> Task details
Lines holding the string "①②③④" are the ones to copy from this listing.

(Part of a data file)
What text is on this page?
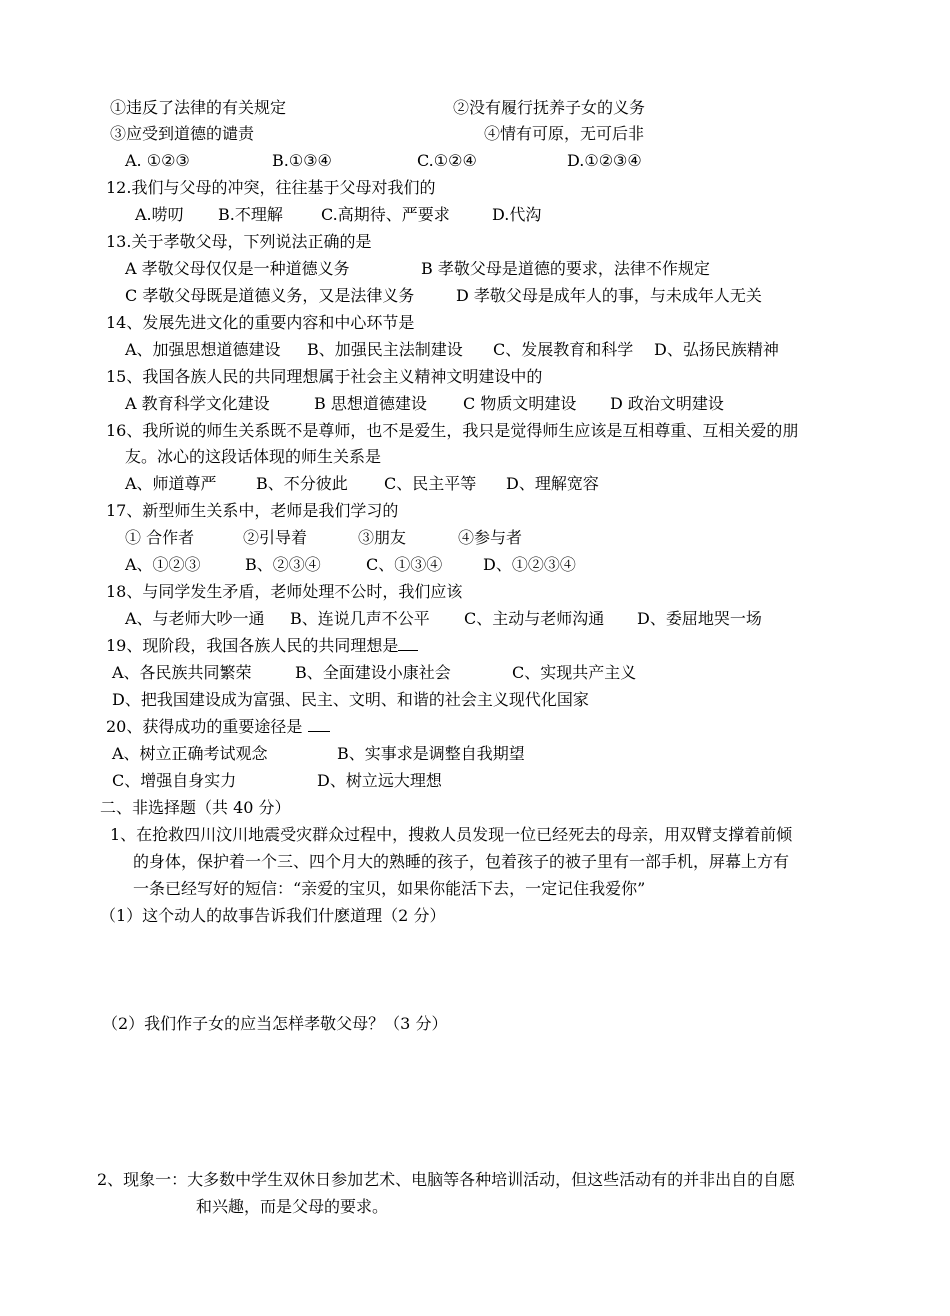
①违反了法律的有关规定	②没有履行抚养子女的义务
③应受到道德的谴责	④情有可原，无可后非
A. ①②③	B.①③④	C.①②④	D.①②③④
12.我们与父母的冲突，往往基于父母对我们的
A.唠叨 B.不理解 C.高期待、严要求	D.代沟
13.关于孝敬父母，下列说法正确的是
A 孝敬父母仅仅是一种道德义务	B 孝敬父母是道德的要求，法律不作规定
C 孝敬父母既是道德义务，又是法律义务	D 孝敬父母是成年人的事，与未成年人无关
14、发展先进文化的重要内容和中心环节是
A、加强思想道德建设 B、加强民主法制建设 C、发展教育和科学 D、弘扬民族精神
15、我国各族人民的共同理想属于社会主义精神文明建设中的
A 教育科学文化建设	B 思想道德建设 C 物质文明建设 D 政治文明建设
16、我所说的师生关系既不是尊师，也不是爱生，我只是觉得师生应该是互相尊重、互相关爱的朋
友。冰心的这段话体现的师生关系是
A、师道尊严 B、不分彼此 C、民主平等 D、理解宽容
17、新型师生关系中，老师是我们学习的
① 合作者	②引导着	③朋友	④参与者
A、①②③	B、②③④	C、①③④	D、①②③④
18、与同学发生矛盾，老师处理不公时，我们应该
A、与老师大吵一通 B、连说几声不公平 C、主动与老师沟通 D、委屈地哭一场
19、现阶段，我国各族人民的共同理想是
A、各民族共同繁荣	B、全面建设小康社会	C、实现共产主义
D、把我国建设成为富强、民主、文明、和谐的社会主义现代化国家
20、获得成功的重要途径是
A、树立正确考试观念	B、实事求是调整自我期望
C、增强自身实力	D、树立远大理想
二、非选择题（共 40 分）
1、在抢救四川汶川地震受灾群众过程中，搜救人员发现一位已经死去的母亲，用双臂支撑着前倾
的身体，保护着一个三、四个月大的熟睡的孩子，包着孩子的被子里有一部手机，屏幕上方有
一条已经写好的短信：“亲爱的宝贝，如果你能活下去，一定记住我爱你”
（1）这个动人的故事告诉我们什麽道理（2 分）
（2）我们作子女的应当怎样孝敬父母？（3 分）
2、现象一：大多数中学生双休日参加艺术、电脑等各种培训活动，但这些活动有的并非出自的自愿
和兴趣，而是父母的要求。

> Result of the task
A. ①②③	B.①③④	C.①②④	D.①②③④
A、①②③	B、②③④	C、①③④	D、①②③④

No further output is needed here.